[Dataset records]

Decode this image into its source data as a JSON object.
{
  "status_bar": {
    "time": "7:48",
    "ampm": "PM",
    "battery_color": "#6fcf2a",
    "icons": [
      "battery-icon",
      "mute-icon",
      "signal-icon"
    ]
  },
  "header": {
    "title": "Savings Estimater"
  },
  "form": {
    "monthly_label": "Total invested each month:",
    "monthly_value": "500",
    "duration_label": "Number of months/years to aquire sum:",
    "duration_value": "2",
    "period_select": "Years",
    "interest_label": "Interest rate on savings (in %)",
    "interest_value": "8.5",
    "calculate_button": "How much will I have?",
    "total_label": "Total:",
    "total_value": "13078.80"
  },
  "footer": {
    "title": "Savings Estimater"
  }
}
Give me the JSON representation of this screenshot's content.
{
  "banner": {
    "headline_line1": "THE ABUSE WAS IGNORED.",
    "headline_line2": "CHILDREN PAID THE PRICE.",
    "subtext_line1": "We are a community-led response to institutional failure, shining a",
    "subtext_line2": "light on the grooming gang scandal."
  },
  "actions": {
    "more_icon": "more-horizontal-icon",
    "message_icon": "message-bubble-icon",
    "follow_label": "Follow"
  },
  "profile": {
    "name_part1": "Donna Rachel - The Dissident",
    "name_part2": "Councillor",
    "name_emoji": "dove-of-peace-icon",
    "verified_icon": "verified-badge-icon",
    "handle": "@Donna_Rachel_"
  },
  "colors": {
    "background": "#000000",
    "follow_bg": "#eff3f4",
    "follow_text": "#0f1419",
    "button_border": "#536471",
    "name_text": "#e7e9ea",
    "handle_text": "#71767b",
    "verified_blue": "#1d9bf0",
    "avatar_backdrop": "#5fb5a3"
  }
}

* OBJECTIVE *
Which lines run from the one containing "Give me the" to the end of the entries above? Quote exactly those, and only those.

* WRITTEN SOLUTION *
Give me the JSON representation of this screenshot's content.
{
  "banner": {
    "headline_line1": "THE ABUSE WAS IGNORED.",
    "headline_line2": "CHILDREN PAID THE PRICE.",
    "subtext_line1": "We are a community-led response to institutional failure, shining a",
    "subtext_line2": "light on the grooming gang scandal."
  },
  "actions": {
    "more_icon": "more-horizontal-icon",
    "message_icon": "message-bubble-icon",
    "follow_label": "Follow"
  },
  "profile": {
    "name_part1": "Donna Rachel - The Dissident",
    "name_part2": "Councillor",
    "name_emoji": "dove-of-peace-icon",
    "verified_icon": "verified-badge-icon",
    "handle": "@Donna_Rachel_"
  },
  "colors": {
    "background": "#000000",
    "follow_bg": "#eff3f4",
    "follow_text": "#0f1419",
    "button_border": "#536471",
    "name_text": "#e7e9ea",
    "handle_text": "#71767b",
    "verified_blue": "#1d9bf0",
    "avatar_backdrop": "#5fb5a3"
  }
}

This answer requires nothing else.